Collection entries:

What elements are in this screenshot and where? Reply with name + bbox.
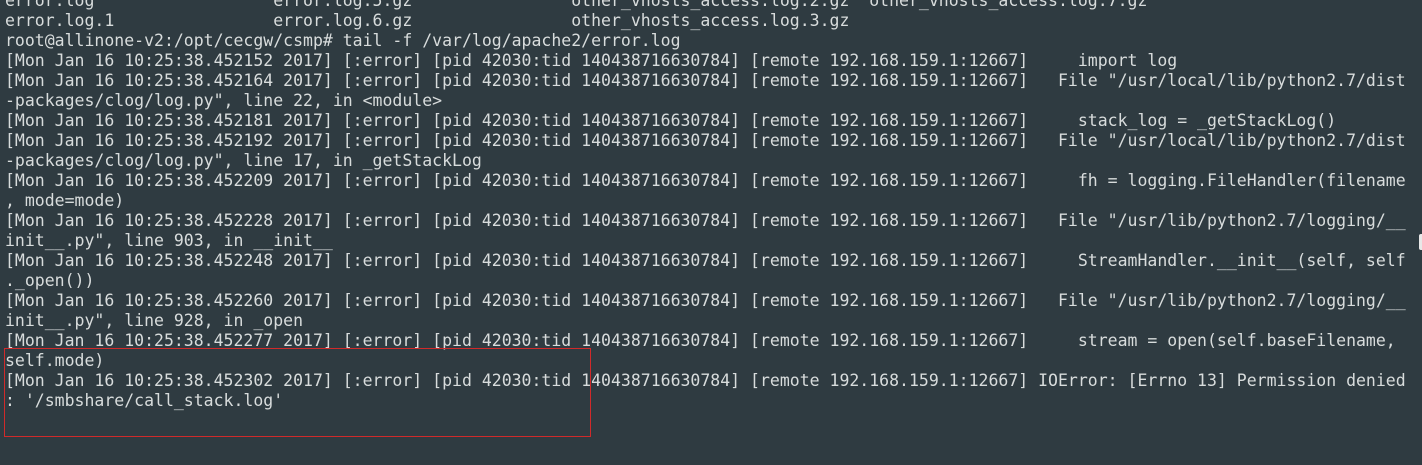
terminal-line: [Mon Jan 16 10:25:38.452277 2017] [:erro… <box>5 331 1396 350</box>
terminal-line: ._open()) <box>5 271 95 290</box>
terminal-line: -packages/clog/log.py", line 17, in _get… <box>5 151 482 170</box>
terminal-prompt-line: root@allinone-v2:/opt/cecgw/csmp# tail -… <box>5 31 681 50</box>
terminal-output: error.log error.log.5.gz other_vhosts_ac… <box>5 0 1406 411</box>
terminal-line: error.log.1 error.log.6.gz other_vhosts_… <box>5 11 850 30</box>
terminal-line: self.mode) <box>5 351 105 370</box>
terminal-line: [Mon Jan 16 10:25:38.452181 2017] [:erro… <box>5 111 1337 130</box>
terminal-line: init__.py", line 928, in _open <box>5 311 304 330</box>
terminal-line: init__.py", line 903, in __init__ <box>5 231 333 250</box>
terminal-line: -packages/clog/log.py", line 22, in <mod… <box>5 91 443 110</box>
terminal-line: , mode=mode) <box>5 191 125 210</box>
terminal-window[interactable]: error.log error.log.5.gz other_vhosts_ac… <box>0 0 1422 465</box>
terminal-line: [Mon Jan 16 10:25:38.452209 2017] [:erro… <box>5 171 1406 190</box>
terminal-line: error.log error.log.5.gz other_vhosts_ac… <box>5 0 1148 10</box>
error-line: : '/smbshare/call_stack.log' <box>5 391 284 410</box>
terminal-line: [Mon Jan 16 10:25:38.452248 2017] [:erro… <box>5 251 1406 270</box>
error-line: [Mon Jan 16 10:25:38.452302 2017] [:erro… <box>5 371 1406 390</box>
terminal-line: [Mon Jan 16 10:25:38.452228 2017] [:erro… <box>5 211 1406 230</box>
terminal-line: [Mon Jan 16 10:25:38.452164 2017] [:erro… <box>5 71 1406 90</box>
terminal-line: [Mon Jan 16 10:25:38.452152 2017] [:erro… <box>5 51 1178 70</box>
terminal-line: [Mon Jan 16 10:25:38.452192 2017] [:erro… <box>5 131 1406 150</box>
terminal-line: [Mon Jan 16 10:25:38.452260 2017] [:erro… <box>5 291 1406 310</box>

* Exercise goal:
Reproduce every line of the records above verbatim, omitting the pictures.

* Final answer:
What elements are in this screenshot and where? Reply with name + bbox.
terminal-line: [Mon Jan 16 10:25:38.452277 2017] [:erro… <box>5 331 1396 350</box>
terminal-line: ._open()) <box>5 271 95 290</box>
terminal-line: -packages/clog/log.py", line 17, in _get… <box>5 151 482 170</box>
terminal-prompt-line: root@allinone-v2:/opt/cecgw/csmp# tail -… <box>5 31 681 50</box>
terminal-output: error.log error.log.5.gz other_vhosts_ac… <box>5 0 1406 411</box>
terminal-line: error.log.1 error.log.6.gz other_vhosts_… <box>5 11 850 30</box>
terminal-line: self.mode) <box>5 351 105 370</box>
terminal-line: [Mon Jan 16 10:25:38.452181 2017] [:erro… <box>5 111 1337 130</box>
terminal-line: init__.py", line 928, in _open <box>5 311 304 330</box>
terminal-line: init__.py", line 903, in __init__ <box>5 231 333 250</box>
terminal-line: -packages/clog/log.py", line 22, in <mod… <box>5 91 443 110</box>
terminal-line: , mode=mode) <box>5 191 125 210</box>
terminal-window[interactable]: error.log error.log.5.gz other_vhosts_ac… <box>0 0 1422 465</box>
terminal-line: [Mon Jan 16 10:25:38.452209 2017] [:erro… <box>5 171 1406 190</box>
terminal-line: error.log error.log.5.gz other_vhosts_ac… <box>5 0 1148 10</box>
error-line: : '/smbshare/call_stack.log' <box>5 391 284 410</box>
terminal-line: [Mon Jan 16 10:25:38.452248 2017] [:erro… <box>5 251 1406 270</box>
error-line: [Mon Jan 16 10:25:38.452302 2017] [:erro… <box>5 371 1406 390</box>
terminal-line: [Mon Jan 16 10:25:38.452228 2017] [:erro… <box>5 211 1406 230</box>
terminal-line: [Mon Jan 16 10:25:38.452164 2017] [:erro… <box>5 71 1406 90</box>
terminal-line: [Mon Jan 16 10:25:38.452152 2017] [:erro… <box>5 51 1178 70</box>
terminal-line: [Mon Jan 16 10:25:38.452192 2017] [:erro… <box>5 131 1406 150</box>
terminal-line: [Mon Jan 16 10:25:38.452260 2017] [:erro… <box>5 291 1406 310</box>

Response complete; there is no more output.